▶ [Task data]
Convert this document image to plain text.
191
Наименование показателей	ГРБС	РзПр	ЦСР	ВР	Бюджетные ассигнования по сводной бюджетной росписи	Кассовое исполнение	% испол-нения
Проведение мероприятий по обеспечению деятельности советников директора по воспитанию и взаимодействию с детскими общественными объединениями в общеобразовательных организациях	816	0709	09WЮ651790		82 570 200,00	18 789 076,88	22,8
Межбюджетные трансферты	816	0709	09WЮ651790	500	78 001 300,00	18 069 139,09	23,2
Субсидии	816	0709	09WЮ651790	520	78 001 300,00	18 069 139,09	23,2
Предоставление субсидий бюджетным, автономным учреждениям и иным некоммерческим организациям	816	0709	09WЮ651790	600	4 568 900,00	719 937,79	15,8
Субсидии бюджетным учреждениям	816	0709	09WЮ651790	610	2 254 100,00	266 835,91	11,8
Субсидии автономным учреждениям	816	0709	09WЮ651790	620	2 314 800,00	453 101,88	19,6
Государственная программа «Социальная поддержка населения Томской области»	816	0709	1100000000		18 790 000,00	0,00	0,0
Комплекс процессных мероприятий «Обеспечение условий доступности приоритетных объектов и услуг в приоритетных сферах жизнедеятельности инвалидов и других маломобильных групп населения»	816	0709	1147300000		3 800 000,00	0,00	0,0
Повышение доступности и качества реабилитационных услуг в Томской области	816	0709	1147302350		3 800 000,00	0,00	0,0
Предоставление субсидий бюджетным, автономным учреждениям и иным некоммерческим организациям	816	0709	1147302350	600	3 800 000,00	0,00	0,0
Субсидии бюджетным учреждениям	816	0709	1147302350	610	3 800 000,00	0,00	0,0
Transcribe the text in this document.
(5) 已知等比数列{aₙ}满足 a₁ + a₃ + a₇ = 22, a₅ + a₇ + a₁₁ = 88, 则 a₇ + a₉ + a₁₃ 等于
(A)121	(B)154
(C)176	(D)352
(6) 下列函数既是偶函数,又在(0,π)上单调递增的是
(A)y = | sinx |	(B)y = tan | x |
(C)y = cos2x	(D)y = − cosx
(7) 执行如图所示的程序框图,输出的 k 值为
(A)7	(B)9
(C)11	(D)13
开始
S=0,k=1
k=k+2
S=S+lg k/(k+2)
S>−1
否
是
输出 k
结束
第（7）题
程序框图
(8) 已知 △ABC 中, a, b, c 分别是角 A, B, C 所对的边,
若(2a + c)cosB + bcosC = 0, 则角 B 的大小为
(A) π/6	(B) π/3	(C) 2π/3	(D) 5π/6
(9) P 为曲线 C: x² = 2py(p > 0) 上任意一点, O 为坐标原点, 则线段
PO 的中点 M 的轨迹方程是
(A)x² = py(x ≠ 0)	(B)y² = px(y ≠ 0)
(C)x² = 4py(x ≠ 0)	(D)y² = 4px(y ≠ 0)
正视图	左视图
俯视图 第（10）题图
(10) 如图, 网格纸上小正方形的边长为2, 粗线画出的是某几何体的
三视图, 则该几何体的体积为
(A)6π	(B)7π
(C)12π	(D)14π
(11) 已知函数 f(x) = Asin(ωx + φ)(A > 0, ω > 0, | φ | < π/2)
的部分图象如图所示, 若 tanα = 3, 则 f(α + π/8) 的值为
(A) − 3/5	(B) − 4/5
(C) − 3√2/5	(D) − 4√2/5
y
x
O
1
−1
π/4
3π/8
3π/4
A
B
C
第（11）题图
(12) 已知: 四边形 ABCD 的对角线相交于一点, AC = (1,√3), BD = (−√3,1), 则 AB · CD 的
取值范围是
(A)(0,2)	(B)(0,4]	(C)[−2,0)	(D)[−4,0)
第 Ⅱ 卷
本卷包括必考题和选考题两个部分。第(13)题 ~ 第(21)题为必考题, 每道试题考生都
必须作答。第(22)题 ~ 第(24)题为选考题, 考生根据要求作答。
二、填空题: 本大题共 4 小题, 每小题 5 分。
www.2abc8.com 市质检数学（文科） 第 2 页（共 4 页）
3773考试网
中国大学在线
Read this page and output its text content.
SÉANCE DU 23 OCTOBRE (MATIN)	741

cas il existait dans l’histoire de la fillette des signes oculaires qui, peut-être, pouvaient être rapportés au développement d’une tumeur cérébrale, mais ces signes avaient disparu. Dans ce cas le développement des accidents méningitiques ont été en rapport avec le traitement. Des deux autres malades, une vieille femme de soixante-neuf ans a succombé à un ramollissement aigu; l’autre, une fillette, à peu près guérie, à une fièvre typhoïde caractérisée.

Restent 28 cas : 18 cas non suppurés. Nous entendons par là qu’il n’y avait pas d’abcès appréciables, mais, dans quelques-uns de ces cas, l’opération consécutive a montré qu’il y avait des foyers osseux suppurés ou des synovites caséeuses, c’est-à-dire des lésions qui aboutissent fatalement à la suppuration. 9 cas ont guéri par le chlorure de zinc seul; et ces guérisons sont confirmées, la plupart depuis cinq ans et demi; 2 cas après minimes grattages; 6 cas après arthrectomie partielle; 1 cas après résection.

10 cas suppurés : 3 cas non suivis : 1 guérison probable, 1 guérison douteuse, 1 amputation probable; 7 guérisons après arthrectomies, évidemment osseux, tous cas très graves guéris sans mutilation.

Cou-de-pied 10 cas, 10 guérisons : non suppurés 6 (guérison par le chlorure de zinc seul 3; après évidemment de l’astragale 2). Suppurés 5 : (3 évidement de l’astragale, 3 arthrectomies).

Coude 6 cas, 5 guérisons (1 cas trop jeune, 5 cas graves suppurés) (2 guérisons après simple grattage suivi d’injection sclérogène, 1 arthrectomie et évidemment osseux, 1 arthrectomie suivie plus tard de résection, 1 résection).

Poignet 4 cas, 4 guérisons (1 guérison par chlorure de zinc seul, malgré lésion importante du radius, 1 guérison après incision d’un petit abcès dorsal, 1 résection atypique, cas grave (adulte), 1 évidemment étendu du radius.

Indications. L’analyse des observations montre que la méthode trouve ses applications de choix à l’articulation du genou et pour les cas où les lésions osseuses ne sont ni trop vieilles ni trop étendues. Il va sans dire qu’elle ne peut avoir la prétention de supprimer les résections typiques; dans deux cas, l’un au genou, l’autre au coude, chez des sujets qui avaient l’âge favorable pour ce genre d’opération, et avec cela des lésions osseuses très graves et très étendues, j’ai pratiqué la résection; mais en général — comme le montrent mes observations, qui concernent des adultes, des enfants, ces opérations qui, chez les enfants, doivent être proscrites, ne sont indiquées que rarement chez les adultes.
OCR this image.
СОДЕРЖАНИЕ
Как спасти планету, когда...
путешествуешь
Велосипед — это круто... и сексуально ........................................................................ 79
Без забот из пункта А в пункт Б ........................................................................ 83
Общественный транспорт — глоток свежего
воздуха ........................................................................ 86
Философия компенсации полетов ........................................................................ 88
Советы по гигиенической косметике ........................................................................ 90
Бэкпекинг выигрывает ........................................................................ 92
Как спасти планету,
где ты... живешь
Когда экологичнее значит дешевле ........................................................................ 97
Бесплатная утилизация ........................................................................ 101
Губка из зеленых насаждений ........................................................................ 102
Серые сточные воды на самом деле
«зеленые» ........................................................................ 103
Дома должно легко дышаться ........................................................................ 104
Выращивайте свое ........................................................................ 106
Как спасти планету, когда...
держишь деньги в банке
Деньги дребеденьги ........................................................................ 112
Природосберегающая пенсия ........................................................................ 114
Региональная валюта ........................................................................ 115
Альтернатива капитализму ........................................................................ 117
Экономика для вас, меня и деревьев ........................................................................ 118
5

▶ [Short exercise]
Reproduce only the lines between the line containing "OCR this image." and the last line of the records, those two lines included, exactly.

▶ [Task solution]
OCR this image.
СОДЕРЖАНИЕ
Как спасти планету, когда...
путешествуешь
Велосипед — это круто... и сексуально ........................................................................ 79
Без забот из пункта А в пункт Б ........................................................................ 83
Общественный транспорт — глоток свежего
воздуха ........................................................................ 86
Философия компенсации полетов ........................................................................ 88
Советы по гигиенической косметике ........................................................................ 90
Бэкпекинг выигрывает ........................................................................ 92
Как спасти планету,
где ты... живешь
Когда экологичнее значит дешевле ........................................................................ 97
Бесплатная утилизация ........................................................................ 101
Губка из зеленых насаждений ........................................................................ 102
Серые сточные воды на самом деле
«зеленые» ........................................................................ 103
Дома должно легко дышаться ........................................................................ 104
Выращивайте свое ........................................................................ 106
Как спасти планету, когда...
держишь деньги в банке
Деньги дребеденьги ........................................................................ 112
Природосберегающая пенсия ........................................................................ 114
Региональная валюта ........................................................................ 115
Альтернатива капитализму ........................................................................ 117
Экономика для вас, меня и деревьев ........................................................................ 118
5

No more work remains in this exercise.